WHAT IS REQUIRED:
Your task is to transcribe the data in full.

— begin PROVIDED RECORDS —

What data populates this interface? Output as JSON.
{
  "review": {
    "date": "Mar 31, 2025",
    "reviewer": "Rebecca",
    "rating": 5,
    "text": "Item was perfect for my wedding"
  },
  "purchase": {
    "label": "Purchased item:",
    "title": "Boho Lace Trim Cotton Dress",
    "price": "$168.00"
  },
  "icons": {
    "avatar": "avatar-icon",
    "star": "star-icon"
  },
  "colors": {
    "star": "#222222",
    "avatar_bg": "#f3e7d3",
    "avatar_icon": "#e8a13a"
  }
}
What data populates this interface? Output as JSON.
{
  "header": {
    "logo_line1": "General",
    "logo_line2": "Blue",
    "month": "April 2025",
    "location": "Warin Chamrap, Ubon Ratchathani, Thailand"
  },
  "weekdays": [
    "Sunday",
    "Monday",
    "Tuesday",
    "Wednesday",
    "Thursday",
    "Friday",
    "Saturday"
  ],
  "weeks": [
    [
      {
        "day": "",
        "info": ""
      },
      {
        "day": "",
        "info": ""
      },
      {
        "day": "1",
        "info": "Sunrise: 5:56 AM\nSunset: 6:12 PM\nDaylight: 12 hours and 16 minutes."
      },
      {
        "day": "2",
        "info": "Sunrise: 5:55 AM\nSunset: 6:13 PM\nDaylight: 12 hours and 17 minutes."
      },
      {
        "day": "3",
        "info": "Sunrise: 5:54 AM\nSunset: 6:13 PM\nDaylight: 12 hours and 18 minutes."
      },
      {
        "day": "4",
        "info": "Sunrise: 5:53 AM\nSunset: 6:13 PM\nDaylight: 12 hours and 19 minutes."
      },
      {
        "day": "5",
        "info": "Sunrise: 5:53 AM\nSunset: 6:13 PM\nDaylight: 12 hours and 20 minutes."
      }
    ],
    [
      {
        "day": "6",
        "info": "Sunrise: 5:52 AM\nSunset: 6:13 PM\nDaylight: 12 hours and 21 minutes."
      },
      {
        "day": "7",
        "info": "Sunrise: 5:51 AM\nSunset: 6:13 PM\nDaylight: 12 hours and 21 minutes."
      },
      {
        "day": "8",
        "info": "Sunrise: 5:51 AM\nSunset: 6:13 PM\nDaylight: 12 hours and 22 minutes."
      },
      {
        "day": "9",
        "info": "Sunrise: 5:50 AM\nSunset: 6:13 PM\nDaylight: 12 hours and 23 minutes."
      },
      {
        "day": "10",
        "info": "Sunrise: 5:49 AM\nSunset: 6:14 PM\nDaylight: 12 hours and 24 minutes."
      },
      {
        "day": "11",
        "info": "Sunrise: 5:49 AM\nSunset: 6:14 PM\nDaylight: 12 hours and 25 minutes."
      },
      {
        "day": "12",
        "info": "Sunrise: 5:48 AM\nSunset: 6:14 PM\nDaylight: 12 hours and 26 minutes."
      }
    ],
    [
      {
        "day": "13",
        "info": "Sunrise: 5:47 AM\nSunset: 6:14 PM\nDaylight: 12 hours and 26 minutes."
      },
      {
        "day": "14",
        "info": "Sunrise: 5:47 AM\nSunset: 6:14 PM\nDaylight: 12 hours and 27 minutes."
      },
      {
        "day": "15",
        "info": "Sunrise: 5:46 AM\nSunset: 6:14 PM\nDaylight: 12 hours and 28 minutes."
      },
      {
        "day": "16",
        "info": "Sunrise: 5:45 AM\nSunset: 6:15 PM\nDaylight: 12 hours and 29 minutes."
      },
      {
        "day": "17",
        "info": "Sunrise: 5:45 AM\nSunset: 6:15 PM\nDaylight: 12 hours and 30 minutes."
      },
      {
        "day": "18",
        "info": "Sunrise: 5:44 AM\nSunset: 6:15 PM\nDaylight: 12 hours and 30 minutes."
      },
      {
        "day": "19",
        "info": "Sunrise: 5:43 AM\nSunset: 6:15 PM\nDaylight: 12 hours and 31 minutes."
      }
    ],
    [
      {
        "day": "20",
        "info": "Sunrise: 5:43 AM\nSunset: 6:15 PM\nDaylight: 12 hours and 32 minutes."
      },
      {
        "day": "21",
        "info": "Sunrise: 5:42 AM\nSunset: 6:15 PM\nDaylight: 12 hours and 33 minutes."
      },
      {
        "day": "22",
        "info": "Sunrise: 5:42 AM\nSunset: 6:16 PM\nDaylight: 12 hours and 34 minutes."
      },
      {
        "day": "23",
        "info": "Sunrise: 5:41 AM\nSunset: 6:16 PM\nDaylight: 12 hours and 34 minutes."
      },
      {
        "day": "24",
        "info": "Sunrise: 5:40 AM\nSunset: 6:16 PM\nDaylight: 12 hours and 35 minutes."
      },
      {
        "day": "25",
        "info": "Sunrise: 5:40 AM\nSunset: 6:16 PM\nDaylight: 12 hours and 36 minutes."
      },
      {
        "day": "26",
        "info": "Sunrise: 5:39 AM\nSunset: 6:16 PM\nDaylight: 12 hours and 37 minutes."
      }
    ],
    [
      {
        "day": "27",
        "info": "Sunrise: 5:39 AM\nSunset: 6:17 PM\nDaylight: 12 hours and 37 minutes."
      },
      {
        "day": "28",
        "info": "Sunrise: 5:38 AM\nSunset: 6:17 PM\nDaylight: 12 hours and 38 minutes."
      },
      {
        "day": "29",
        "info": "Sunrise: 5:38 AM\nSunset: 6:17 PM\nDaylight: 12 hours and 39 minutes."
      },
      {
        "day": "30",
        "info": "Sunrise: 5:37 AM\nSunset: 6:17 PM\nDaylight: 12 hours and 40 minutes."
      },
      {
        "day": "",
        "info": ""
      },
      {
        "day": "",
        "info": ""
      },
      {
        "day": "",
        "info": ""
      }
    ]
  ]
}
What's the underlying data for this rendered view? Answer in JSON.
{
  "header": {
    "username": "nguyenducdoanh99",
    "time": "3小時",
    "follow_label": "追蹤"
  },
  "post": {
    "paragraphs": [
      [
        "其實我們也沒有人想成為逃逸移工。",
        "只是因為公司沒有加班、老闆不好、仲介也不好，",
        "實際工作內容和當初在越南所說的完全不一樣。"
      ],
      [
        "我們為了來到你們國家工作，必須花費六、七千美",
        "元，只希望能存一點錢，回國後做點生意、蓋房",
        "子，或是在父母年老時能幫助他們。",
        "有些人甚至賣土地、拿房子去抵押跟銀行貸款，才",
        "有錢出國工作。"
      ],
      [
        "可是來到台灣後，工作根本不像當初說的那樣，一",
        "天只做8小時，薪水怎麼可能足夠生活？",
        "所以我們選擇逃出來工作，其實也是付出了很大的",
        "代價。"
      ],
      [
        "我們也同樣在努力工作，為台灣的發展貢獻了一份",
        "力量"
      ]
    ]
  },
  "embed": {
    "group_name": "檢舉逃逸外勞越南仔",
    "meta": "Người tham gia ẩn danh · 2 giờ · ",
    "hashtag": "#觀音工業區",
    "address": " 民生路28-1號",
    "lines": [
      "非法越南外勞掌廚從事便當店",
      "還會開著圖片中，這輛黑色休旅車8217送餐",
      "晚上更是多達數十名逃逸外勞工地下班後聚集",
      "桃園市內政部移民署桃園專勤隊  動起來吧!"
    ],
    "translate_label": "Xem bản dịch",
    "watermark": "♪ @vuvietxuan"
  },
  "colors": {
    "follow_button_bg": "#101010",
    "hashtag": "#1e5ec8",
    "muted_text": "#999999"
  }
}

— end PROVIDED RECORDS —

IN RESPONSE:
What data populates this interface? Output as JSON.
{
  "review": {
    "date": "Mar 31, 2025",
    "reviewer": "Rebecca",
    "rating": 5,
    "text": "Item was perfect for my wedding"
  },
  "purchase": {
    "label": "Purchased item:",
    "title": "Boho Lace Trim Cotton Dress",
    "price": "$168.00"
  },
  "icons": {
    "avatar": "avatar-icon",
    "star": "star-icon"
  },
  "colors": {
    "star": "#222222",
    "avatar_bg": "#f3e7d3",
    "avatar_icon": "#e8a13a"
  }
}
What data populates this interface? Output as JSON.
{
  "header": {
    "logo_line1": "General",
    "logo_line2": "Blue",
    "month": "April 2025",
    "location": "Warin Chamrap, Ubon Ratchathani, Thailand"
  },
  "weekdays": [
    "Sunday",
    "Monday",
    "Tuesday",
    "Wednesday",
    "Thursday",
    "Friday",
    "Saturday"
  ],
  "weeks": [
    [
      {
        "day": "",
        "info": ""
      },
      {
        "day": "",
        "info": ""
      },
      {
        "day": "1",
        "info": "Sunrise: 5:56 AM\nSunset: 6:12 PM\nDaylight: 12 hours and 16 minutes."
      },
      {
        "day": "2",
        "info": "Sunrise: 5:55 AM\nSunset: 6:13 PM\nDaylight: 12 hours and 17 minutes."
      },
      {
        "day": "3",
        "info": "Sunrise: 5:54 AM\nSunset: 6:13 PM\nDaylight: 12 hours and 18 minutes."
      },
      {
        "day": "4",
        "info": "Sunrise: 5:53 AM\nSunset: 6:13 PM\nDaylight: 12 hours and 19 minutes."
      },
      {
        "day": "5",
        "info": "Sunrise: 5:53 AM\nSunset: 6:13 PM\nDaylight: 12 hours and 20 minutes."
      }
    ],
    [
      {
        "day": "6",
        "info": "Sunrise: 5:52 AM\nSunset: 6:13 PM\nDaylight: 12 hours and 21 minutes."
      },
      {
        "day": "7",
        "info": "Sunrise: 5:51 AM\nSunset: 6:13 PM\nDaylight: 12 hours and 21 minutes."
      },
      {
        "day": "8",
        "info": "Sunrise: 5:51 AM\nSunset: 6:13 PM\nDaylight: 12 hours and 22 minutes."
      },
      {
        "day": "9",
        "info": "Sunrise: 5:50 AM\nSunset: 6:13 PM\nDaylight: 12 hours and 23 minutes."
      },
      {
        "day": "10",
        "info": "Sunrise: 5:49 AM\nSunset: 6:14 PM\nDaylight: 12 hours and 24 minutes."
      },
      {
        "day": "11",
        "info": "Sunrise: 5:49 AM\nSunset: 6:14 PM\nDaylight: 12 hours and 25 minutes."
      },
      {
        "day": "12",
        "info": "Sunrise: 5:48 AM\nSunset: 6:14 PM\nDaylight: 12 hours and 26 minutes."
      }
    ],
    [
      {
        "day": "13",
        "info": "Sunrise: 5:47 AM\nSunset: 6:14 PM\nDaylight: 12 hours and 26 minutes."
      },
      {
        "day": "14",
        "info": "Sunrise: 5:47 AM\nSunset: 6:14 PM\nDaylight: 12 hours and 27 minutes."
      },
      {
        "day": "15",
        "info": "Sunrise: 5:46 AM\nSunset: 6:14 PM\nDaylight: 12 hours and 28 minutes."
      },
      {
        "day": "16",
        "info": "Sunrise: 5:45 AM\nSunset: 6:15 PM\nDaylight: 12 hours and 29 minutes."
      },
      {
        "day": "17",
        "info": "Sunrise: 5:45 AM\nSunset: 6:15 PM\nDaylight: 12 hours and 30 minutes."
      },
      {
        "day": "18",
        "info": "Sunrise: 5:44 AM\nSunset: 6:15 PM\nDaylight: 12 hours and 30 minutes."
      },
      {
        "day": "19",
        "info": "Sunrise: 5:43 AM\nSunset: 6:15 PM\nDaylight: 12 hours and 31 minutes."
      }
    ],
    [
      {
        "day": "20",
        "info": "Sunrise: 5:43 AM\nSunset: 6:15 PM\nDaylight: 12 hours and 32 minutes."
      },
      {
        "day": "21",
        "info": "Sunrise: 5:42 AM\nSunset: 6:15 PM\nDaylight: 12 hours and 33 minutes."
      },
      {
        "day": "22",
        "info": "Sunrise: 5:42 AM\nSunset: 6:16 PM\nDaylight: 12 hours and 34 minutes."
      },
      {
        "day": "23",
        "info": "Sunrise: 5:41 AM\nSunset: 6:16 PM\nDaylight: 12 hours and 34 minutes."
      },
      {
        "day": "24",
        "info": "Sunrise: 5:40 AM\nSunset: 6:16 PM\nDaylight: 12 hours and 35 minutes."
      },
      {
        "day": "25",
        "info": "Sunrise: 5:40 AM\nSunset: 6:16 PM\nDaylight: 12 hours and 36 minutes."
      },
      {
        "day": "26",
        "info": "Sunrise: 5:39 AM\nSunset: 6:16 PM\nDaylight: 12 hours and 37 minutes."
      }
    ],
    [
      {
        "day": "27",
        "info": "Sunrise: 5:39 AM\nSunset: 6:17 PM\nDaylight: 12 hours and 37 minutes."
      },
      {
        "day": "28",
        "info": "Sunrise: 5:38 AM\nSunset: 6:17 PM\nDaylight: 12 hours and 38 minutes."
      },
      {
        "day": "29",
        "info": "Sunrise: 5:38 AM\nSunset: 6:17 PM\nDaylight: 12 hours and 39 minutes."
      },
      {
        "day": "30",
        "info": "Sunrise: 5:37 AM\nSunset: 6:17 PM\nDaylight: 12 hours and 40 minutes."
      },
      {
        "day": "",
        "info": ""
      },
      {
        "day": "",
        "info": ""
      },
      {
        "day": "",
        "info": ""
      }
    ]
  ]
}
What's the underlying data for this rendered view? Answer in JSON.
{
  "header": {
    "username": "nguyenducdoanh99",
    "time": "3小時",
    "follow_label": "追蹤"
  },
  "post": {
    "paragraphs": [
      [
        "其實我們也沒有人想成為逃逸移工。",
        "只是因為公司沒有加班、老闆不好、仲介也不好，",
        "實際工作內容和當初在越南所說的完全不一樣。"
      ],
      [
        "我們為了來到你們國家工作，必須花費六、七千美",
        "元，只希望能存一點錢，回國後做點生意、蓋房",
        "子，或是在父母年老時能幫助他們。",
        "有些人甚至賣土地、拿房子去抵押跟銀行貸款，才",
        "有錢出國工作。"
      ],
      [
        "可是來到台灣後，工作根本不像當初說的那樣，一",
        "天只做8小時，薪水怎麼可能足夠生活？",
        "所以我們選擇逃出來工作，其實也是付出了很大的",
        "代價。"
      ],
      [
        "我們也同樣在努力工作，為台灣的發展貢獻了一份",
        "力量"
      ]
    ]
  },
  "embed": {
    "group_name": "檢舉逃逸外勞越南仔",
    "meta": "Người tham gia ẩn danh · 2 giờ · ",
    "hashtag": "#觀音工業區",
    "address": " 民生路28-1號",
    "lines": [
      "非法越南外勞掌廚從事便當店",
      "還會開著圖片中，這輛黑色休旅車8217送餐",
      "晚上更是多達數十名逃逸外勞工地下班後聚集",
      "桃園市內政部移民署桃園專勤隊  動起來吧!"
    ],
    "translate_label": "Xem bản dịch",
    "watermark": "♪ @vuvietxuan"
  },
  "colors": {
    "follow_button_bg": "#101010",
    "hashtag": "#1e5ec8",
    "muted_text": "#999999"
  }
}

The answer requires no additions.